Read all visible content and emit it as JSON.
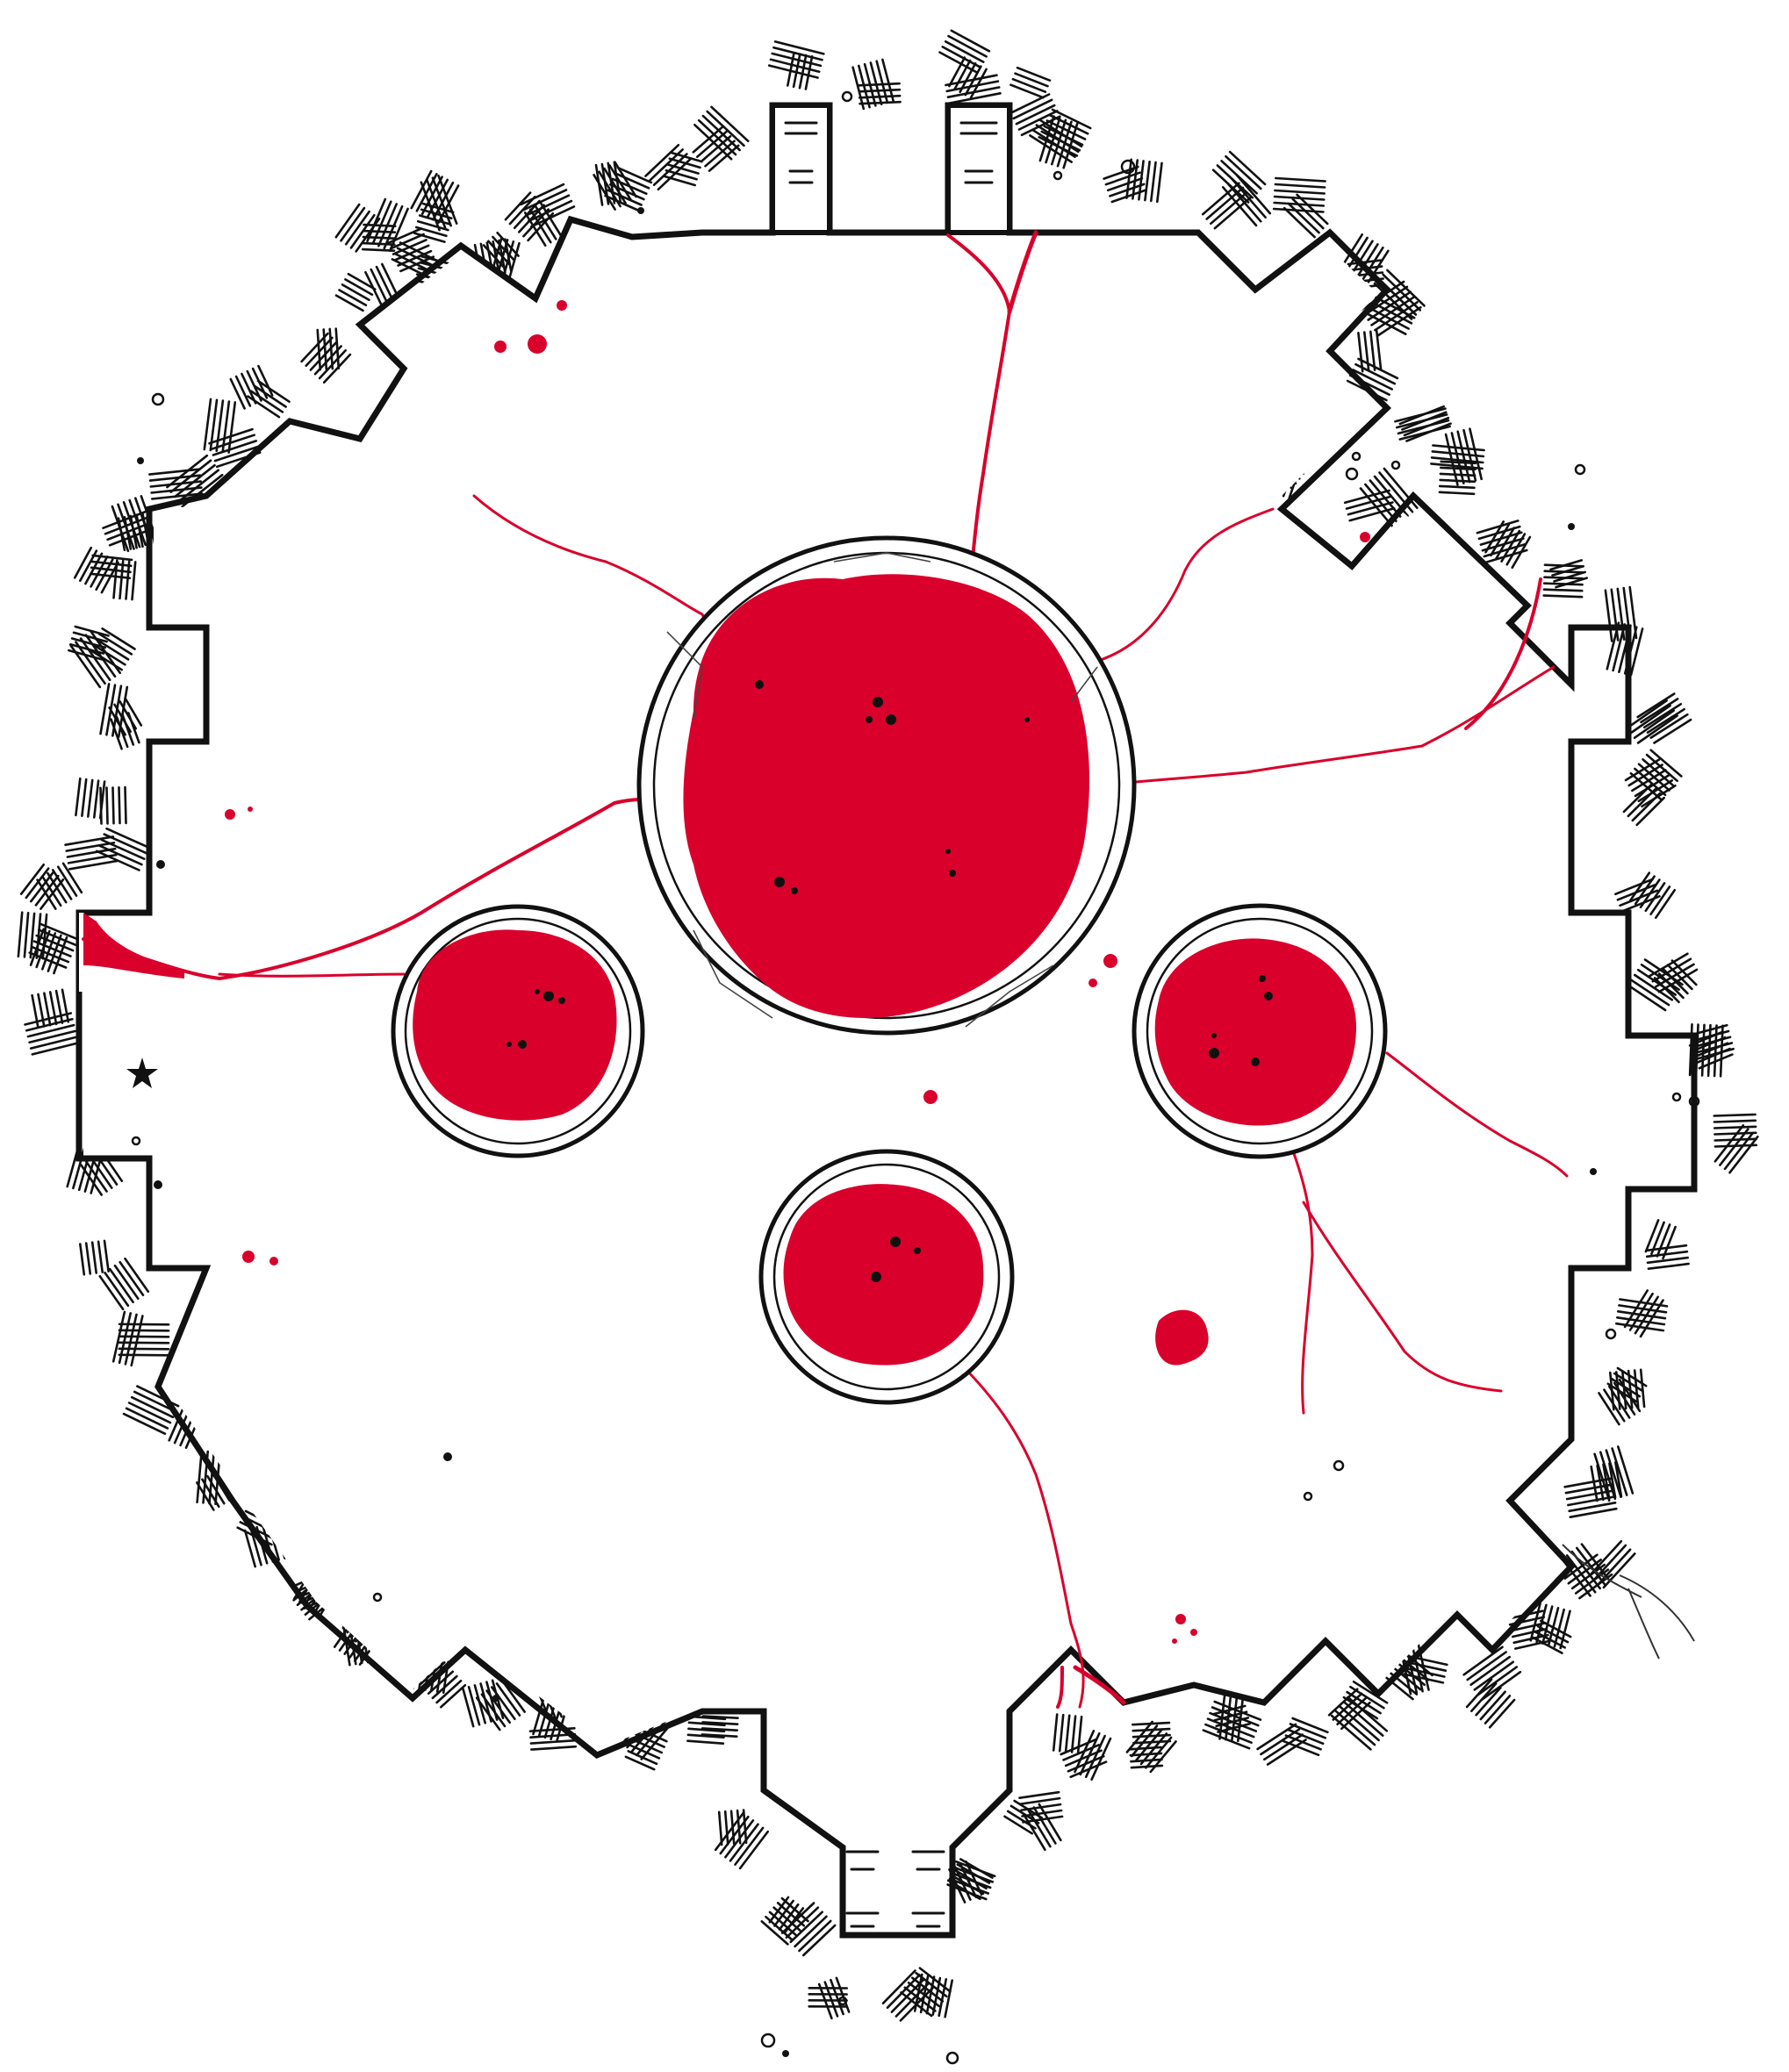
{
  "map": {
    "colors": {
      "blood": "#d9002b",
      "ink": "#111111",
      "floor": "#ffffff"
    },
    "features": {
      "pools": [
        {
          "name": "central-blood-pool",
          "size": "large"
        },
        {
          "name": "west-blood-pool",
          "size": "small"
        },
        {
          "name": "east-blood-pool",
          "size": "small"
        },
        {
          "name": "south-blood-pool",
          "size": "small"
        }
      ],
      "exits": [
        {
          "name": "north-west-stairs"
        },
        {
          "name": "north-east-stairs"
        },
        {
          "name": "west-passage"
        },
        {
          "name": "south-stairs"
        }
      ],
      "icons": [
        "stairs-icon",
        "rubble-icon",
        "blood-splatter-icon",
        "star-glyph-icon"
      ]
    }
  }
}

______________________________

* _Directions_
Retype everything in the material word for word, minus pictures.

* _Worked answer_
Read all visible content and emit it as JSON.
{
  "map": {
    "colors": {
      "blood": "#d9002b",
      "ink": "#111111",
      "floor": "#ffffff"
    },
    "features": {
      "pools": [
        {
          "name": "central-blood-pool",
          "size": "large"
        },
        {
          "name": "west-blood-pool",
          "size": "small"
        },
        {
          "name": "east-blood-pool",
          "size": "small"
        },
        {
          "name": "south-blood-pool",
          "size": "small"
        }
      ],
      "exits": [
        {
          "name": "north-west-stairs"
        },
        {
          "name": "north-east-stairs"
        },
        {
          "name": "west-passage"
        },
        {
          "name": "south-stairs"
        }
      ],
      "icons": [
        "stairs-icon",
        "rubble-icon",
        "blood-splatter-icon",
        "star-glyph-icon"
      ]
    }
  }
}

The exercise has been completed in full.